══ Recorded data ══
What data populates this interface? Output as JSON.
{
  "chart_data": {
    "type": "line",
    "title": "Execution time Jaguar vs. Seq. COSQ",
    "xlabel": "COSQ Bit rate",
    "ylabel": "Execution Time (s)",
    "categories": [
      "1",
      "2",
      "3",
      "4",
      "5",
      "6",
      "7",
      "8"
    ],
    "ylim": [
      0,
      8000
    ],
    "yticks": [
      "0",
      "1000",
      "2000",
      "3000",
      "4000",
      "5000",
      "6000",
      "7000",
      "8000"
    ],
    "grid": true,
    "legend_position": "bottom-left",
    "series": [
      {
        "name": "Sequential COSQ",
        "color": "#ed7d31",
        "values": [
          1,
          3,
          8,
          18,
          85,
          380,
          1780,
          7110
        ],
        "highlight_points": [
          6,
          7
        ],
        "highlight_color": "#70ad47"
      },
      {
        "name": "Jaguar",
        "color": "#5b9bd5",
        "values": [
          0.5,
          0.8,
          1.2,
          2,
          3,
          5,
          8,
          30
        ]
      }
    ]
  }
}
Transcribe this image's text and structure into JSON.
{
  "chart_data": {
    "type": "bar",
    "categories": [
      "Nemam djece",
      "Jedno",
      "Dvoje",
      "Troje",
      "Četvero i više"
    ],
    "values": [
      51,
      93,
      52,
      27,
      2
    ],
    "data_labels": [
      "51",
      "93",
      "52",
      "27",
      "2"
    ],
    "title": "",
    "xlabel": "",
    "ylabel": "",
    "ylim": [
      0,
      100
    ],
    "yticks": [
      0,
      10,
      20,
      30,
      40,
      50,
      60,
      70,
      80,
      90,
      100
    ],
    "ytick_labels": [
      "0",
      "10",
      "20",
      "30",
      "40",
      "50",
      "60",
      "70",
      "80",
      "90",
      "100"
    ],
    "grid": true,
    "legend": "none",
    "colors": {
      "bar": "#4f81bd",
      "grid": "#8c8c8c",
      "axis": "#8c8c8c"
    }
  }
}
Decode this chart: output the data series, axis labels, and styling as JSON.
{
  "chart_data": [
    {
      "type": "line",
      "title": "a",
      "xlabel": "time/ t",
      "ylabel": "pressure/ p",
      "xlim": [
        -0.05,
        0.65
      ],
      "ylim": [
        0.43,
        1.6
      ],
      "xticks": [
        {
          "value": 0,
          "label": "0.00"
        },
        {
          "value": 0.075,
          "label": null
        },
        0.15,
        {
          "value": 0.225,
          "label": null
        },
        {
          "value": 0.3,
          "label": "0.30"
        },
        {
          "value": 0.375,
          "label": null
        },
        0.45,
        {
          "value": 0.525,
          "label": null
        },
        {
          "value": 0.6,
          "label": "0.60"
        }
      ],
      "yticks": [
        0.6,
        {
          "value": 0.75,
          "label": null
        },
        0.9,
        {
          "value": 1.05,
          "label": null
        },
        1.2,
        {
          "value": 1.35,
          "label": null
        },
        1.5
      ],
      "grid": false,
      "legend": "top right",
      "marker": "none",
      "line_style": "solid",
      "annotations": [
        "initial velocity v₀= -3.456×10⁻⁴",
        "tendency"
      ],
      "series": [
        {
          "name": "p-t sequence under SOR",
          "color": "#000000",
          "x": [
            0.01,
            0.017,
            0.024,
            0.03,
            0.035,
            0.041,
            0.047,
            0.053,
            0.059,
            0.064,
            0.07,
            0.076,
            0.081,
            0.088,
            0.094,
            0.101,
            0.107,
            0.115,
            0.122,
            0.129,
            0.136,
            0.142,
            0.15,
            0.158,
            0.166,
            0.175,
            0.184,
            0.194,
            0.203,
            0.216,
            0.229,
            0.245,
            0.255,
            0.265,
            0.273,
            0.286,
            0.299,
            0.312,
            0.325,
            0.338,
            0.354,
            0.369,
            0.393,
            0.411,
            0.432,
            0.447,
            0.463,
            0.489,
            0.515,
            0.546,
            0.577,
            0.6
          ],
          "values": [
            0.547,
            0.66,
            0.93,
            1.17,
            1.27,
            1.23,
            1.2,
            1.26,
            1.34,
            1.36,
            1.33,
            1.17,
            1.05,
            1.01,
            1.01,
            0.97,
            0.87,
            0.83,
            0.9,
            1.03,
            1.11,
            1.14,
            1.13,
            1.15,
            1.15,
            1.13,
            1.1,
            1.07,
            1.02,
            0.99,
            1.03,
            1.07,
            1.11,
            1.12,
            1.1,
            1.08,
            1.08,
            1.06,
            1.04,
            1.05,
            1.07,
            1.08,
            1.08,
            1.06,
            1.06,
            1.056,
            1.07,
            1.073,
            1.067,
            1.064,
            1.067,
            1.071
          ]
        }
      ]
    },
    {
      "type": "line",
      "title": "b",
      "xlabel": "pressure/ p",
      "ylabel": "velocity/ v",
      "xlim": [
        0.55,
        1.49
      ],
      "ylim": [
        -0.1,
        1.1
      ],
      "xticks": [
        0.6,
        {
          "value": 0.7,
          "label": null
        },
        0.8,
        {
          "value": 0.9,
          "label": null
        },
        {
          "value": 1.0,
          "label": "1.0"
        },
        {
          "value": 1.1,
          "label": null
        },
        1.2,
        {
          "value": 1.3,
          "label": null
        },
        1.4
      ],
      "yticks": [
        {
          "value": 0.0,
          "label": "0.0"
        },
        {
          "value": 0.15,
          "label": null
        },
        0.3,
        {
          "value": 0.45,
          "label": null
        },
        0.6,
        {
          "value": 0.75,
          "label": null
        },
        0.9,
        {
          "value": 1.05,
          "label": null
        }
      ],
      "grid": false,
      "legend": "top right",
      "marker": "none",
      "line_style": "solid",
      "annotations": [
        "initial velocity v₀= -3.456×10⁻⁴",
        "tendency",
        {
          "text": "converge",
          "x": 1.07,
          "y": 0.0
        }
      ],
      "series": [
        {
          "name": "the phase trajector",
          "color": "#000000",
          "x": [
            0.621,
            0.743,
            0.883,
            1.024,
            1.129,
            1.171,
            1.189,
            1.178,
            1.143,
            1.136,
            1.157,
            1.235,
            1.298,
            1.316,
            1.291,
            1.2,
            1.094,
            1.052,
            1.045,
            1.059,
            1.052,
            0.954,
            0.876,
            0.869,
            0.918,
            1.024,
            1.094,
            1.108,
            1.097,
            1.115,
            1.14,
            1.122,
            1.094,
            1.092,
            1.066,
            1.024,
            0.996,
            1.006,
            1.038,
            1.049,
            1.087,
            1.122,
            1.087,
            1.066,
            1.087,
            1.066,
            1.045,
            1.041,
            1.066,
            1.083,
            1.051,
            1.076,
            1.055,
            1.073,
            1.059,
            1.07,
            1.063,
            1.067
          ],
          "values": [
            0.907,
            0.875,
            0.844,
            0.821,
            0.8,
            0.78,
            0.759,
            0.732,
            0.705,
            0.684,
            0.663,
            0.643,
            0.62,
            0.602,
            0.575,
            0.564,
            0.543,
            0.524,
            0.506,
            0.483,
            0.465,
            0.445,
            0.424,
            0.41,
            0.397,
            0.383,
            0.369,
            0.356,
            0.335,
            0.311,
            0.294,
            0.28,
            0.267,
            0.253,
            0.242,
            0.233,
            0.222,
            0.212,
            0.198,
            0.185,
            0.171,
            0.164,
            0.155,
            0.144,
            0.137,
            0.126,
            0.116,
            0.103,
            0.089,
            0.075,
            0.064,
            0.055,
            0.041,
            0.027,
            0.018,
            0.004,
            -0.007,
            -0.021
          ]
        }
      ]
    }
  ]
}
═══
* _Goal of the exercise_: Select every line where the word "xlabel" occurs.

* _Full answer_:
    "xlabel": "COSQ Bit rate",
    "xlabel": "",
      "xlabel": "time/ t",
      "xlabel": "pressure/ p",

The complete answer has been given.